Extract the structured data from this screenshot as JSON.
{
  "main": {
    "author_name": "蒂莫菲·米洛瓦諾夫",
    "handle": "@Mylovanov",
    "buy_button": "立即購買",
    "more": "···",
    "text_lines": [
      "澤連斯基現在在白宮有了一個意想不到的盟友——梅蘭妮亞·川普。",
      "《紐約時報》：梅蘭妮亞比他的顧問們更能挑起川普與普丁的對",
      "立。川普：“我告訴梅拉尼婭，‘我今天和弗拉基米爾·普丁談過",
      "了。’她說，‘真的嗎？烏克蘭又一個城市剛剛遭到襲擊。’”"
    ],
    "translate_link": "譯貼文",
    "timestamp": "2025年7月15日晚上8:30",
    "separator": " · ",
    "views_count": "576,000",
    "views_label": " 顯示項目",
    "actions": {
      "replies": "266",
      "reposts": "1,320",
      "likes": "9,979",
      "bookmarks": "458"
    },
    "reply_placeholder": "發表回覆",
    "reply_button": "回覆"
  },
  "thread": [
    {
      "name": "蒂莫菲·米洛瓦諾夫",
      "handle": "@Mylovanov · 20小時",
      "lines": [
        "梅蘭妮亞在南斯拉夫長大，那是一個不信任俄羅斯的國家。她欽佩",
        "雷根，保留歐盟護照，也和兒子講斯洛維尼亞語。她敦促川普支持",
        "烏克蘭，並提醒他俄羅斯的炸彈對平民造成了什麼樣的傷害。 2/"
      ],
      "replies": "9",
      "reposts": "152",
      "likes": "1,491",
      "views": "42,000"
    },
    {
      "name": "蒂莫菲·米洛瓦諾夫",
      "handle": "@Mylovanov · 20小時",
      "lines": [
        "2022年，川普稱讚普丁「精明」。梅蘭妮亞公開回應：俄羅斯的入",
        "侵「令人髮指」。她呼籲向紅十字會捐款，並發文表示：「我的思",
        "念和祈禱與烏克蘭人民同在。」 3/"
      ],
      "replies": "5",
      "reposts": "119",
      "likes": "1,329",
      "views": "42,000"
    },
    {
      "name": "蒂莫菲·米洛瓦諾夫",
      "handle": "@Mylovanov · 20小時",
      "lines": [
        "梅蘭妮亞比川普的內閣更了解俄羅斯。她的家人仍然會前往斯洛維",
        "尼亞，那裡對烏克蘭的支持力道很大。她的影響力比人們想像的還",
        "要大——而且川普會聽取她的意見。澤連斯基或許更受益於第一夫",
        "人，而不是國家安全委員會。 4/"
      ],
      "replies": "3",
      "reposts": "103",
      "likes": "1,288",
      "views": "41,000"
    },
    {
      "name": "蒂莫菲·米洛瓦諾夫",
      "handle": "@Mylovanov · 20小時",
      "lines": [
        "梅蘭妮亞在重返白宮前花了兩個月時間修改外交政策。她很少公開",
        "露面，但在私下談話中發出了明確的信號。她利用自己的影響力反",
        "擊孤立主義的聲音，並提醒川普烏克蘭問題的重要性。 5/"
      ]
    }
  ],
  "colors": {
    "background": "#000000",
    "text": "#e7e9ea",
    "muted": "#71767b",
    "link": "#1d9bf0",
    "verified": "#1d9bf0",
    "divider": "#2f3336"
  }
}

◆ **Exercise brief**
Please reproduce all of the entries exactly as they stand.

◆ **Task solution**
Extract the structured data from this screenshot as JSON.
{
  "main": {
    "author_name": "蒂莫菲·米洛瓦諾夫",
    "handle": "@Mylovanov",
    "buy_button": "立即購買",
    "more": "···",
    "text_lines": [
      "澤連斯基現在在白宮有了一個意想不到的盟友——梅蘭妮亞·川普。",
      "《紐約時報》：梅蘭妮亞比他的顧問們更能挑起川普與普丁的對",
      "立。川普：“我告訴梅拉尼婭，‘我今天和弗拉基米爾·普丁談過",
      "了。’她說，‘真的嗎？烏克蘭又一個城市剛剛遭到襲擊。’”"
    ],
    "translate_link": "譯貼文",
    "timestamp": "2025年7月15日晚上8:30",
    "separator": " · ",
    "views_count": "576,000",
    "views_label": " 顯示項目",
    "actions": {
      "replies": "266",
      "reposts": "1,320",
      "likes": "9,979",
      "bookmarks": "458"
    },
    "reply_placeholder": "發表回覆",
    "reply_button": "回覆"
  },
  "thread": [
    {
      "name": "蒂莫菲·米洛瓦諾夫",
      "handle": "@Mylovanov · 20小時",
      "lines": [
        "梅蘭妮亞在南斯拉夫長大，那是一個不信任俄羅斯的國家。她欽佩",
        "雷根，保留歐盟護照，也和兒子講斯洛維尼亞語。她敦促川普支持",
        "烏克蘭，並提醒他俄羅斯的炸彈對平民造成了什麼樣的傷害。 2/"
      ],
      "replies": "9",
      "reposts": "152",
      "likes": "1,491",
      "views": "42,000"
    },
    {
      "name": "蒂莫菲·米洛瓦諾夫",
      "handle": "@Mylovanov · 20小時",
      "lines": [
        "2022年，川普稱讚普丁「精明」。梅蘭妮亞公開回應：俄羅斯的入",
        "侵「令人髮指」。她呼籲向紅十字會捐款，並發文表示：「我的思",
        "念和祈禱與烏克蘭人民同在。」 3/"
      ],
      "replies": "5",
      "reposts": "119",
      "likes": "1,329",
      "views": "42,000"
    },
    {
      "name": "蒂莫菲·米洛瓦諾夫",
      "handle": "@Mylovanov · 20小時",
      "lines": [
        "梅蘭妮亞比川普的內閣更了解俄羅斯。她的家人仍然會前往斯洛維",
        "尼亞，那裡對烏克蘭的支持力道很大。她的影響力比人們想像的還",
        "要大——而且川普會聽取她的意見。澤連斯基或許更受益於第一夫",
        "人，而不是國家安全委員會。 4/"
      ],
      "replies": "3",
      "reposts": "103",
      "likes": "1,288",
      "views": "41,000"
    },
    {
      "name": "蒂莫菲·米洛瓦諾夫",
      "handle": "@Mylovanov · 20小時",
      "lines": [
        "梅蘭妮亞在重返白宮前花了兩個月時間修改外交政策。她很少公開",
        "露面，但在私下談話中發出了明確的信號。她利用自己的影響力反",
        "擊孤立主義的聲音，並提醒川普烏克蘭問題的重要性。 5/"
      ]
    }
  ],
  "colors": {
    "background": "#000000",
    "text": "#e7e9ea",
    "muted": "#71767b",
    "link": "#1d9bf0",
    "verified": "#1d9bf0",
    "divider": "#2f3336"
  }
}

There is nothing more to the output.